>> START

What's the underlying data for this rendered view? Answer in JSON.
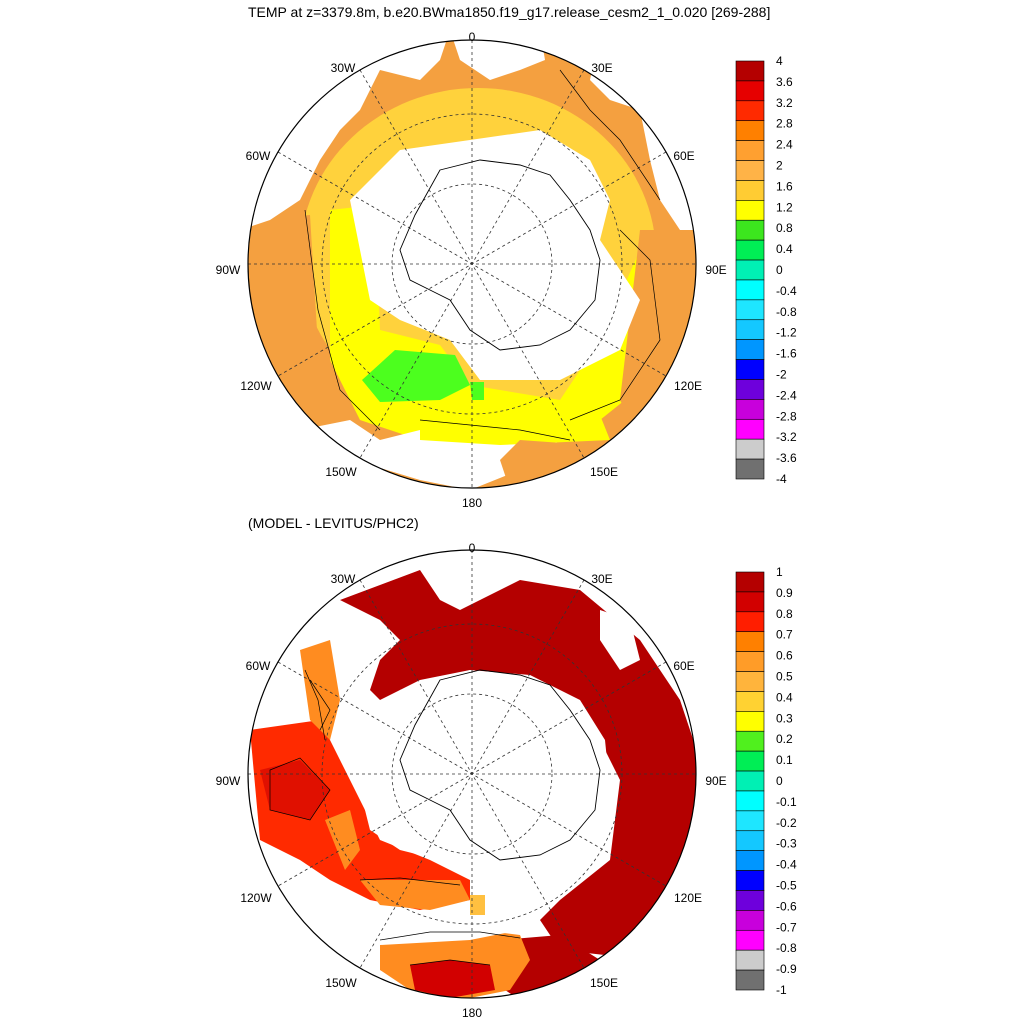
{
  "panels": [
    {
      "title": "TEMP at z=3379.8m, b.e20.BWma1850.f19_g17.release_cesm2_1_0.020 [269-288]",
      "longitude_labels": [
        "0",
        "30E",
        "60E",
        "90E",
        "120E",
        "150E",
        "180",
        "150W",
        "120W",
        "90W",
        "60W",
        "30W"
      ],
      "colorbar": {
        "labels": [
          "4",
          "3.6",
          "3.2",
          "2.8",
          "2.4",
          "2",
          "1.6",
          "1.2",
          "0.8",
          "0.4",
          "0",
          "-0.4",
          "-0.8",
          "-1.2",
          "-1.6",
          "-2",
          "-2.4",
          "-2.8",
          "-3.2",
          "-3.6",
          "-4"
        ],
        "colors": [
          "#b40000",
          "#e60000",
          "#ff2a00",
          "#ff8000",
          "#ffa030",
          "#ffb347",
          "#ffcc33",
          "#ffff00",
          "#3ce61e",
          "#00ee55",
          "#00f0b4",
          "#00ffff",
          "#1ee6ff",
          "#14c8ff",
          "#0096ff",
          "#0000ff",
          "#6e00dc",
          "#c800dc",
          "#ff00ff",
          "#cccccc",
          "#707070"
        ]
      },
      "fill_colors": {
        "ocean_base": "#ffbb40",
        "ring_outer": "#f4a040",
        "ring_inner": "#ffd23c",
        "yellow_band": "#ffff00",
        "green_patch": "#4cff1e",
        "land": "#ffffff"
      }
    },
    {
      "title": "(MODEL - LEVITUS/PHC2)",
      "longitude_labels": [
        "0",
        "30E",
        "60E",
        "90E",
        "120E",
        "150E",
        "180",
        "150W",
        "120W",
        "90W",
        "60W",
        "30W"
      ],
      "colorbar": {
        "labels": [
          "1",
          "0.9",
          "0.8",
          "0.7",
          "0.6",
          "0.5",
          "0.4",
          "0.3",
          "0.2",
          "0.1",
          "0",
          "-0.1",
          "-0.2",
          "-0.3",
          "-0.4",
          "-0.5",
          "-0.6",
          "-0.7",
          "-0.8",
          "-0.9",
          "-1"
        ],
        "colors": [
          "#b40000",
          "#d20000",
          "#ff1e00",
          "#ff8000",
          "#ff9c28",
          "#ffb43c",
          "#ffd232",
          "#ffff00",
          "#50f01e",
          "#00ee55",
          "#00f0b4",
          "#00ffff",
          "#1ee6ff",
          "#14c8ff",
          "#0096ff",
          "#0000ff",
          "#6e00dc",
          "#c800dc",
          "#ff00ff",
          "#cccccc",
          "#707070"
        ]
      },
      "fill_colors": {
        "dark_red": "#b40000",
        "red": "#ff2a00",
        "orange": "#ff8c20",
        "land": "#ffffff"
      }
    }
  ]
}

>> END

## Required task
Copy out each record shown above without alteration, skipping any picture.

## Task answer
What's the underlying data for this rendered view? Answer in JSON.
{
  "panels": [
    {
      "title": "TEMP at z=3379.8m, b.e20.BWma1850.f19_g17.release_cesm2_1_0.020 [269-288]",
      "longitude_labels": [
        "0",
        "30E",
        "60E",
        "90E",
        "120E",
        "150E",
        "180",
        "150W",
        "120W",
        "90W",
        "60W",
        "30W"
      ],
      "colorbar": {
        "labels": [
          "4",
          "3.6",
          "3.2",
          "2.8",
          "2.4",
          "2",
          "1.6",
          "1.2",
          "0.8",
          "0.4",
          "0",
          "-0.4",
          "-0.8",
          "-1.2",
          "-1.6",
          "-2",
          "-2.4",
          "-2.8",
          "-3.2",
          "-3.6",
          "-4"
        ],
        "colors": [
          "#b40000",
          "#e60000",
          "#ff2a00",
          "#ff8000",
          "#ffa030",
          "#ffb347",
          "#ffcc33",
          "#ffff00",
          "#3ce61e",
          "#00ee55",
          "#00f0b4",
          "#00ffff",
          "#1ee6ff",
          "#14c8ff",
          "#0096ff",
          "#0000ff",
          "#6e00dc",
          "#c800dc",
          "#ff00ff",
          "#cccccc",
          "#707070"
        ]
      },
      "fill_colors": {
        "ocean_base": "#ffbb40",
        "ring_outer": "#f4a040",
        "ring_inner": "#ffd23c",
        "yellow_band": "#ffff00",
        "green_patch": "#4cff1e",
        "land": "#ffffff"
      }
    },
    {
      "title": "(MODEL - LEVITUS/PHC2)",
      "longitude_labels": [
        "0",
        "30E",
        "60E",
        "90E",
        "120E",
        "150E",
        "180",
        "150W",
        "120W",
        "90W",
        "60W",
        "30W"
      ],
      "colorbar": {
        "labels": [
          "1",
          "0.9",
          "0.8",
          "0.7",
          "0.6",
          "0.5",
          "0.4",
          "0.3",
          "0.2",
          "0.1",
          "0",
          "-0.1",
          "-0.2",
          "-0.3",
          "-0.4",
          "-0.5",
          "-0.6",
          "-0.7",
          "-0.8",
          "-0.9",
          "-1"
        ],
        "colors": [
          "#b40000",
          "#d20000",
          "#ff1e00",
          "#ff8000",
          "#ff9c28",
          "#ffb43c",
          "#ffd232",
          "#ffff00",
          "#50f01e",
          "#00ee55",
          "#00f0b4",
          "#00ffff",
          "#1ee6ff",
          "#14c8ff",
          "#0096ff",
          "#0000ff",
          "#6e00dc",
          "#c800dc",
          "#ff00ff",
          "#cccccc",
          "#707070"
        ]
      },
      "fill_colors": {
        "dark_red": "#b40000",
        "red": "#ff2a00",
        "orange": "#ff8c20",
        "land": "#ffffff"
      }
    }
  ]
}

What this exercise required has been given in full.